WHAT THE TASK REQUIRES: Set down every record once more, exactly as given.

ENTRIES PROVIDED:
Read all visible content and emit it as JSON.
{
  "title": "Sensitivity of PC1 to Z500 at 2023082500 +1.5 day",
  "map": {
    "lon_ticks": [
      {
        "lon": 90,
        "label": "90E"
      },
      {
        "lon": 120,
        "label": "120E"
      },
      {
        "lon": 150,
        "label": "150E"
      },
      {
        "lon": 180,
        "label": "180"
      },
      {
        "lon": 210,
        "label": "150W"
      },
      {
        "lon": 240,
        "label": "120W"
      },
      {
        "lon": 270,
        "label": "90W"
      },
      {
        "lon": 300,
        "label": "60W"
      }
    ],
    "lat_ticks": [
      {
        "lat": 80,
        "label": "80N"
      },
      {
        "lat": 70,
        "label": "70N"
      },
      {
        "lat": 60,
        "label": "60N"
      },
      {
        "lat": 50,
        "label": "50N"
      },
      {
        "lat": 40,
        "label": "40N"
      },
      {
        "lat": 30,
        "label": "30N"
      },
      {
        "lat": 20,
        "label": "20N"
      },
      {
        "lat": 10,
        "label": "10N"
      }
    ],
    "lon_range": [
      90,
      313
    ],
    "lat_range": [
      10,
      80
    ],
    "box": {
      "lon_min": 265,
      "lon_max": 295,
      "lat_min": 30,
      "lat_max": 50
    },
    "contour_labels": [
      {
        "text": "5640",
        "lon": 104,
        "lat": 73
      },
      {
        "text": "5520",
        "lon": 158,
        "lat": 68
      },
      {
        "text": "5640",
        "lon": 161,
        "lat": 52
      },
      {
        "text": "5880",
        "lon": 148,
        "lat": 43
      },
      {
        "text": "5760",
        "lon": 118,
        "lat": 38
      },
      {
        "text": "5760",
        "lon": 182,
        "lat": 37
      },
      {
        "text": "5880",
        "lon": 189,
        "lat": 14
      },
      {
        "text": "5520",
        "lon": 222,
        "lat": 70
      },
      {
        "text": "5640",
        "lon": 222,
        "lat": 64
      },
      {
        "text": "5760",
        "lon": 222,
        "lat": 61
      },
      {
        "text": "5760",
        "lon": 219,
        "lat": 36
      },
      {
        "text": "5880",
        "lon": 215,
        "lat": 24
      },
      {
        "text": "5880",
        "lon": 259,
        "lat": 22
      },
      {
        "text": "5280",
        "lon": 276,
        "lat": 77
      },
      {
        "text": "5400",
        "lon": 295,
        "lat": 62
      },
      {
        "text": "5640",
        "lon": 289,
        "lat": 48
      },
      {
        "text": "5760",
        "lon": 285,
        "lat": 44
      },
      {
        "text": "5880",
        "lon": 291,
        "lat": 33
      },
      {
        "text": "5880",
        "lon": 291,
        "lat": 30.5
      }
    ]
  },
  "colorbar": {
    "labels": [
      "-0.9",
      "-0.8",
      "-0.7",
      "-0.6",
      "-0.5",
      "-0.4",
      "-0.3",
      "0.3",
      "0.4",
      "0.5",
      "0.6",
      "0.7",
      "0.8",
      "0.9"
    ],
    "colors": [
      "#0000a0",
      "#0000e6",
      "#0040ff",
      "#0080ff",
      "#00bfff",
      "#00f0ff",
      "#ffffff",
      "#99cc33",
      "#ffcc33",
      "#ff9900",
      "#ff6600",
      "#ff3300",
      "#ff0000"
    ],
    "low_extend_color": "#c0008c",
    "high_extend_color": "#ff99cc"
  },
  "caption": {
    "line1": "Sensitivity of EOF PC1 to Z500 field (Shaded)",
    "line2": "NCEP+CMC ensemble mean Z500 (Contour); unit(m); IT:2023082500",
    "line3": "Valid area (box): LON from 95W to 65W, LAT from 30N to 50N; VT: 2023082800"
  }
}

WRITTEN RESPONSE:
Read all visible content and emit it as JSON.
{
  "title": "Sensitivity of PC1 to Z500 at 2023082500 +1.5 day",
  "map": {
    "lon_ticks": [
      {
        "lon": 90,
        "label": "90E"
      },
      {
        "lon": 120,
        "label": "120E"
      },
      {
        "lon": 150,
        "label": "150E"
      },
      {
        "lon": 180,
        "label": "180"
      },
      {
        "lon": 210,
        "label": "150W"
      },
      {
        "lon": 240,
        "label": "120W"
      },
      {
        "lon": 270,
        "label": "90W"
      },
      {
        "lon": 300,
        "label": "60W"
      }
    ],
    "lat_ticks": [
      {
        "lat": 80,
        "label": "80N"
      },
      {
        "lat": 70,
        "label": "70N"
      },
      {
        "lat": 60,
        "label": "60N"
      },
      {
        "lat": 50,
        "label": "50N"
      },
      {
        "lat": 40,
        "label": "40N"
      },
      {
        "lat": 30,
        "label": "30N"
      },
      {
        "lat": 20,
        "label": "20N"
      },
      {
        "lat": 10,
        "label": "10N"
      }
    ],
    "lon_range": [
      90,
      313
    ],
    "lat_range": [
      10,
      80
    ],
    "box": {
      "lon_min": 265,
      "lon_max": 295,
      "lat_min": 30,
      "lat_max": 50
    },
    "contour_labels": [
      {
        "text": "5640",
        "lon": 104,
        "lat": 73
      },
      {
        "text": "5520",
        "lon": 158,
        "lat": 68
      },
      {
        "text": "5640",
        "lon": 161,
        "lat": 52
      },
      {
        "text": "5880",
        "lon": 148,
        "lat": 43
      },
      {
        "text": "5760",
        "lon": 118,
        "lat": 38
      },
      {
        "text": "5760",
        "lon": 182,
        "lat": 37
      },
      {
        "text": "5880",
        "lon": 189,
        "lat": 14
      },
      {
        "text": "5520",
        "lon": 222,
        "lat": 70
      },
      {
        "text": "5640",
        "lon": 222,
        "lat": 64
      },
      {
        "text": "5760",
        "lon": 222,
        "lat": 61
      },
      {
        "text": "5760",
        "lon": 219,
        "lat": 36
      },
      {
        "text": "5880",
        "lon": 215,
        "lat": 24
      },
      {
        "text": "5880",
        "lon": 259,
        "lat": 22
      },
      {
        "text": "5280",
        "lon": 276,
        "lat": 77
      },
      {
        "text": "5400",
        "lon": 295,
        "lat": 62
      },
      {
        "text": "5640",
        "lon": 289,
        "lat": 48
      },
      {
        "text": "5760",
        "lon": 285,
        "lat": 44
      },
      {
        "text": "5880",
        "lon": 291,
        "lat": 33
      },
      {
        "text": "5880",
        "lon": 291,
        "lat": 30.5
      }
    ]
  },
  "colorbar": {
    "labels": [
      "-0.9",
      "-0.8",
      "-0.7",
      "-0.6",
      "-0.5",
      "-0.4",
      "-0.3",
      "0.3",
      "0.4",
      "0.5",
      "0.6",
      "0.7",
      "0.8",
      "0.9"
    ],
    "colors": [
      "#0000a0",
      "#0000e6",
      "#0040ff",
      "#0080ff",
      "#00bfff",
      "#00f0ff",
      "#ffffff",
      "#99cc33",
      "#ffcc33",
      "#ff9900",
      "#ff6600",
      "#ff3300",
      "#ff0000"
    ],
    "low_extend_color": "#c0008c",
    "high_extend_color": "#ff99cc"
  },
  "caption": {
    "line1": "Sensitivity of EOF PC1 to Z500 field (Shaded)",
    "line2": "NCEP+CMC ensemble mean Z500 (Contour); unit(m); IT:2023082500",
    "line3": "Valid area (box): LON from 95W to 65W, LAT from 30N to 50N; VT: 2023082800"
  }
}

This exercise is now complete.